== GOAL ==
Every record must be written out once more, with nothing added or omitted.

[Items from a figure collection]
— BEGIN —
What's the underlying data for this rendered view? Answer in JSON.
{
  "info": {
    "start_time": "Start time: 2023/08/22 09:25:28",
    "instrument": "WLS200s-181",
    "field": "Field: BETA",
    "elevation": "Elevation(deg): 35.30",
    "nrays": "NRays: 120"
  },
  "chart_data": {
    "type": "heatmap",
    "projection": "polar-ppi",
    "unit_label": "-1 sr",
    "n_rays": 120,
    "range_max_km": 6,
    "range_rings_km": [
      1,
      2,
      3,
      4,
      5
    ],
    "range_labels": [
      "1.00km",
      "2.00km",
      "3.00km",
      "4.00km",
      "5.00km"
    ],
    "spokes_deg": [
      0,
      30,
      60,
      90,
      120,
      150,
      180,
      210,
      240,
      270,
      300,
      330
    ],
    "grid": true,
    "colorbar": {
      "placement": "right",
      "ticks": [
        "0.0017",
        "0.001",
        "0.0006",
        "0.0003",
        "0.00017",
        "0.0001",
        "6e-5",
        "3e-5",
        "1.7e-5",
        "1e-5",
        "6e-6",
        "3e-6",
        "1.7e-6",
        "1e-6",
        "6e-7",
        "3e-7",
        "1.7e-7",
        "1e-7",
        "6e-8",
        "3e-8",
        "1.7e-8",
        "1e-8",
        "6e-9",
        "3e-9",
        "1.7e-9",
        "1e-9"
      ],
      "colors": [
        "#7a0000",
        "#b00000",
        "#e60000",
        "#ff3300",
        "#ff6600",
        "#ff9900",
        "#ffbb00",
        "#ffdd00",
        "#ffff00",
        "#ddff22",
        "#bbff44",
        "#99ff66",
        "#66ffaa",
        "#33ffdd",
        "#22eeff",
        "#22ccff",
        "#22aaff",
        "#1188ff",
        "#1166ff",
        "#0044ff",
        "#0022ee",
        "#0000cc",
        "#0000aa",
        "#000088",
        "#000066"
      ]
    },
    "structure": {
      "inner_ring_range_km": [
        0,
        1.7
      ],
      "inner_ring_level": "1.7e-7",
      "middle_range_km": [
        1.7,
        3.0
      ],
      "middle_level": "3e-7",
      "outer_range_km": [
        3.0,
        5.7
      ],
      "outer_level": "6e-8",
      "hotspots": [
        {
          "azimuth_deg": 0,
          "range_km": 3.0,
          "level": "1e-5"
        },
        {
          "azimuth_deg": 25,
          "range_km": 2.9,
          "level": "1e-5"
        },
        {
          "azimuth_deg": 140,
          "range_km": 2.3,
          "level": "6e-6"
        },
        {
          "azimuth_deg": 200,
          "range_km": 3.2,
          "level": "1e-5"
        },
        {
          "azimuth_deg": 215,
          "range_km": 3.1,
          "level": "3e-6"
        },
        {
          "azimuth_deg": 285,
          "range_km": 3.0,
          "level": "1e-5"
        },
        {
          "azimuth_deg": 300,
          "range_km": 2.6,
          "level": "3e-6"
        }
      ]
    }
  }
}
— END —
== THE RESULT ==
What's the underlying data for this rendered view? Answer in JSON.
{
  "info": {
    "start_time": "Start time: 2023/08/22 09:25:28",
    "instrument": "WLS200s-181",
    "field": "Field: BETA",
    "elevation": "Elevation(deg): 35.30",
    "nrays": "NRays: 120"
  },
  "chart_data": {
    "type": "heatmap",
    "projection": "polar-ppi",
    "unit_label": "-1 sr",
    "n_rays": 120,
    "range_max_km": 6,
    "range_rings_km": [
      1,
      2,
      3,
      4,
      5
    ],
    "range_labels": [
      "1.00km",
      "2.00km",
      "3.00km",
      "4.00km",
      "5.00km"
    ],
    "spokes_deg": [
      0,
      30,
      60,
      90,
      120,
      150,
      180,
      210,
      240,
      270,
      300,
      330
    ],
    "grid": true,
    "colorbar": {
      "placement": "right",
      "ticks": [
        "0.0017",
        "0.001",
        "0.0006",
        "0.0003",
        "0.00017",
        "0.0001",
        "6e-5",
        "3e-5",
        "1.7e-5",
        "1e-5",
        "6e-6",
        "3e-6",
        "1.7e-6",
        "1e-6",
        "6e-7",
        "3e-7",
        "1.7e-7",
        "1e-7",
        "6e-8",
        "3e-8",
        "1.7e-8",
        "1e-8",
        "6e-9",
        "3e-9",
        "1.7e-9",
        "1e-9"
      ],
      "colors": [
        "#7a0000",
        "#b00000",
        "#e60000",
        "#ff3300",
        "#ff6600",
        "#ff9900",
        "#ffbb00",
        "#ffdd00",
        "#ffff00",
        "#ddff22",
        "#bbff44",
        "#99ff66",
        "#66ffaa",
        "#33ffdd",
        "#22eeff",
        "#22ccff",
        "#22aaff",
        "#1188ff",
        "#1166ff",
        "#0044ff",
        "#0022ee",
        "#0000cc",
        "#0000aa",
        "#000088",
        "#000066"
      ]
    },
    "structure": {
      "inner_ring_range_km": [
        0,
        1.7
      ],
      "inner_ring_level": "1.7e-7",
      "middle_range_km": [
        1.7,
        3.0
      ],
      "middle_level": "3e-7",
      "outer_range_km": [
        3.0,
        5.7
      ],
      "outer_level": "6e-8",
      "hotspots": [
        {
          "azimuth_deg": 0,
          "range_km": 3.0,
          "level": "1e-5"
        },
        {
          "azimuth_deg": 25,
          "range_km": 2.9,
          "level": "1e-5"
        },
        {
          "azimuth_deg": 140,
          "range_km": 2.3,
          "level": "6e-6"
        },
        {
          "azimuth_deg": 200,
          "range_km": 3.2,
          "level": "1e-5"
        },
        {
          "azimuth_deg": 215,
          "range_km": 3.1,
          "level": "3e-6"
        },
        {
          "azimuth_deg": 285,
          "range_km": 3.0,
          "level": "1e-5"
        },
        {
          "azimuth_deg": 300,
          "range_km": 2.6,
          "level": "3e-6"
        }
      ]
    }
  }
}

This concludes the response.